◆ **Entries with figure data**
========

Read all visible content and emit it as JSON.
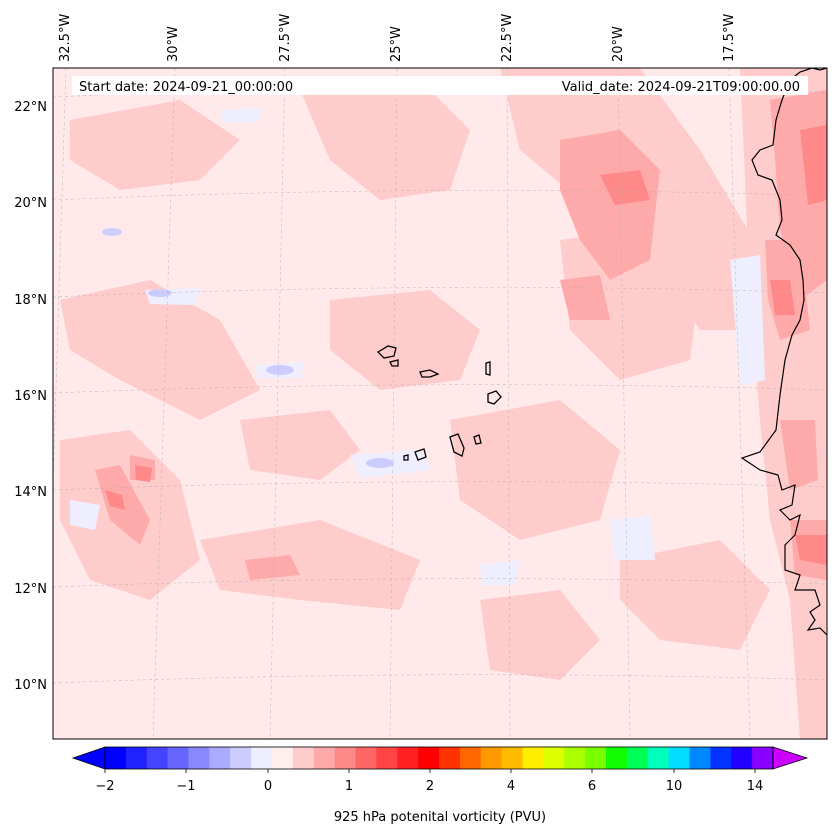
{
  "header": {
    "start_date": "Start date: 2024-09-21_00:00:00",
    "valid_date": "Valid_date: 2024-09-21T09:00:00.00"
  },
  "axes": {
    "lon_labels": [
      "32.5°W",
      "30°W",
      "27.5°W",
      "25°W",
      "22.5°W",
      "20°W",
      "17.5°W"
    ],
    "lat_labels": [
      "22°N",
      "20°N",
      "18°N",
      "16°N",
      "14°N",
      "12°N",
      "10°N"
    ]
  },
  "colorbar": {
    "title": "925 hPa potenital vorticity (PVU)",
    "tick_labels": [
      "−2",
      "−1",
      "0",
      "1",
      "2",
      "4",
      "6",
      "10",
      "14"
    ],
    "colors": [
      "#0000ff",
      "#2222ff",
      "#4444ff",
      "#6666ff",
      "#8888ff",
      "#aaaaff",
      "#ccccff",
      "#eeeeff",
      "#ffeeee",
      "#ffcccc",
      "#ffaaaa",
      "#ff8888",
      "#ff6666",
      "#ff4444",
      "#ff2222",
      "#ff0000",
      "#ff3300",
      "#ff6600",
      "#ff9900",
      "#ffbb00",
      "#ffee00",
      "#ddff00",
      "#aaff00",
      "#77ff00",
      "#11ff00",
      "#00ff55",
      "#00ffbb",
      "#00ddff",
      "#0088ff",
      "#0033ff",
      "#2200ff",
      "#8800ff"
    ],
    "under_color": "#0000ff",
    "over_color": "#cc00ff"
  },
  "field_colors": {
    "background": "#ffe9ea",
    "light": "#ffcccc",
    "medium": "#ffaaaa",
    "strong": "#ff8888",
    "negative": "#eeeeff",
    "negative2": "#ccccff"
  }
}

========

Copy each line of the records precisely and drop any images they hold.

Read all visible content and emit it as JSON.
{
  "header": {
    "start_date": "Start date: 2024-09-21_00:00:00",
    "valid_date": "Valid_date: 2024-09-21T09:00:00.00"
  },
  "axes": {
    "lon_labels": [
      "32.5°W",
      "30°W",
      "27.5°W",
      "25°W",
      "22.5°W",
      "20°W",
      "17.5°W"
    ],
    "lat_labels": [
      "22°N",
      "20°N",
      "18°N",
      "16°N",
      "14°N",
      "12°N",
      "10°N"
    ]
  },
  "colorbar": {
    "title": "925 hPa potenital vorticity (PVU)",
    "tick_labels": [
      "−2",
      "−1",
      "0",
      "1",
      "2",
      "4",
      "6",
      "10",
      "14"
    ],
    "colors": [
      "#0000ff",
      "#2222ff",
      "#4444ff",
      "#6666ff",
      "#8888ff",
      "#aaaaff",
      "#ccccff",
      "#eeeeff",
      "#ffeeee",
      "#ffcccc",
      "#ffaaaa",
      "#ff8888",
      "#ff6666",
      "#ff4444",
      "#ff2222",
      "#ff0000",
      "#ff3300",
      "#ff6600",
      "#ff9900",
      "#ffbb00",
      "#ffee00",
      "#ddff00",
      "#aaff00",
      "#77ff00",
      "#11ff00",
      "#00ff55",
      "#00ffbb",
      "#00ddff",
      "#0088ff",
      "#0033ff",
      "#2200ff",
      "#8800ff"
    ],
    "under_color": "#0000ff",
    "over_color": "#cc00ff"
  },
  "field_colors": {
    "background": "#ffe9ea",
    "light": "#ffcccc",
    "medium": "#ffaaaa",
    "strong": "#ff8888",
    "negative": "#eeeeff",
    "negative2": "#ccccff"
  }
}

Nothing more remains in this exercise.